PROBLEM REQUIREMENTS: Each line below should be reproduced without any alteration.
━━ DATA PROVIDED
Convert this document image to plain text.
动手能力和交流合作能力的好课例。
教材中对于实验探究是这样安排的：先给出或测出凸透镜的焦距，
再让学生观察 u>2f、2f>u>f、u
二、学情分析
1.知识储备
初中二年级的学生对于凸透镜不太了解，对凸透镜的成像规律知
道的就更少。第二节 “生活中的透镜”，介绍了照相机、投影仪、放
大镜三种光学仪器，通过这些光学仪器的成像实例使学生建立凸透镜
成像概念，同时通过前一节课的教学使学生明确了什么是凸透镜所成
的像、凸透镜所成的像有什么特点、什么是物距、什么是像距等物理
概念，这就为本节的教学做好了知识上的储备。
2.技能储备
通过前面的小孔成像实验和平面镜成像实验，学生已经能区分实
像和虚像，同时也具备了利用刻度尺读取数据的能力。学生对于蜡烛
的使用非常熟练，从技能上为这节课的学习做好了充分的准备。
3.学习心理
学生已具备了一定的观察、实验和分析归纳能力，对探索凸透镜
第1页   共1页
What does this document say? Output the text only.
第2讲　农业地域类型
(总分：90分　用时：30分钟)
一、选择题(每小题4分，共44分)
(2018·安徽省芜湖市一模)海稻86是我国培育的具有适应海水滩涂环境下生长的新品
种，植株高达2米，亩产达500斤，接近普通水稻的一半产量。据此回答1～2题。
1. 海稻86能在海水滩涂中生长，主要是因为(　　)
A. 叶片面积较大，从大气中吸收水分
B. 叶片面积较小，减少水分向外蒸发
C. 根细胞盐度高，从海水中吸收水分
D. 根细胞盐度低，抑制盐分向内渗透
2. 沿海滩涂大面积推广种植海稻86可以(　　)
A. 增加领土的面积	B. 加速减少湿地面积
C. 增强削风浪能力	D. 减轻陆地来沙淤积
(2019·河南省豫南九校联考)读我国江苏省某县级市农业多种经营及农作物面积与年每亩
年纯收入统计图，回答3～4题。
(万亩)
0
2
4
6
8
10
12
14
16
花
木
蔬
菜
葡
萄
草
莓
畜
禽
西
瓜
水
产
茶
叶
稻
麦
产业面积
━━━━
SOLUTION BELOW:
Convert this document image to plain text.
动手能力和交流合作能力的好课例。
教材中对于实验探究是这样安排的：先给出或测出凸透镜的焦距，
再让学生观察 u>2f、2f>u>f、u
二、学情分析
1.知识储备
初中二年级的学生对于凸透镜不太了解，对凸透镜的成像规律知
道的就更少。第二节 “生活中的透镜”，介绍了照相机、投影仪、放
大镜三种光学仪器，通过这些光学仪器的成像实例使学生建立凸透镜
成像概念，同时通过前一节课的教学使学生明确了什么是凸透镜所成
的像、凸透镜所成的像有什么特点、什么是物距、什么是像距等物理
概念，这就为本节的教学做好了知识上的储备。
2.技能储备
通过前面的小孔成像实验和平面镜成像实验，学生已经能区分实
像和虚像，同时也具备了利用刻度尺读取数据的能力。学生对于蜡烛
的使用非常熟练，从技能上为这节课的学习做好了充分的准备。
3.学习心理
学生已具备了一定的观察、实验和分析归纳能力，对探索凸透镜
第1页   共1页
What does this document say? Output the text only.
第2讲　农业地域类型
(总分：90分　用时：30分钟)
一、选择题(每小题4分，共44分)
(2018·安徽省芜湖市一模)海稻86是我国培育的具有适应海水滩涂环境下生长的新品
种，植株高达2米，亩产达500斤，接近普通水稻的一半产量。据此回答1～2题。
1. 海稻86能在海水滩涂中生长，主要是因为(　　)
A. 叶片面积较大，从大气中吸收水分
B. 叶片面积较小，减少水分向外蒸发
C. 根细胞盐度高，从海水中吸收水分
D. 根细胞盐度低，抑制盐分向内渗透
2. 沿海滩涂大面积推广种植海稻86可以(　　)
A. 增加领土的面积	B. 加速减少湿地面积
C. 增强削风浪能力	D. 减轻陆地来沙淤积
(2019·河南省豫南九校联考)读我国江苏省某县级市农业多种经营及农作物面积与年每亩
年纯收入统计图，回答3～4题。
(万亩)
0
2
4
6
8
10
12
14
16
花
木
蔬
菜
葡
萄
草
莓
畜
禽
西
瓜
水
产
茶
叶
稻
麦
产业面积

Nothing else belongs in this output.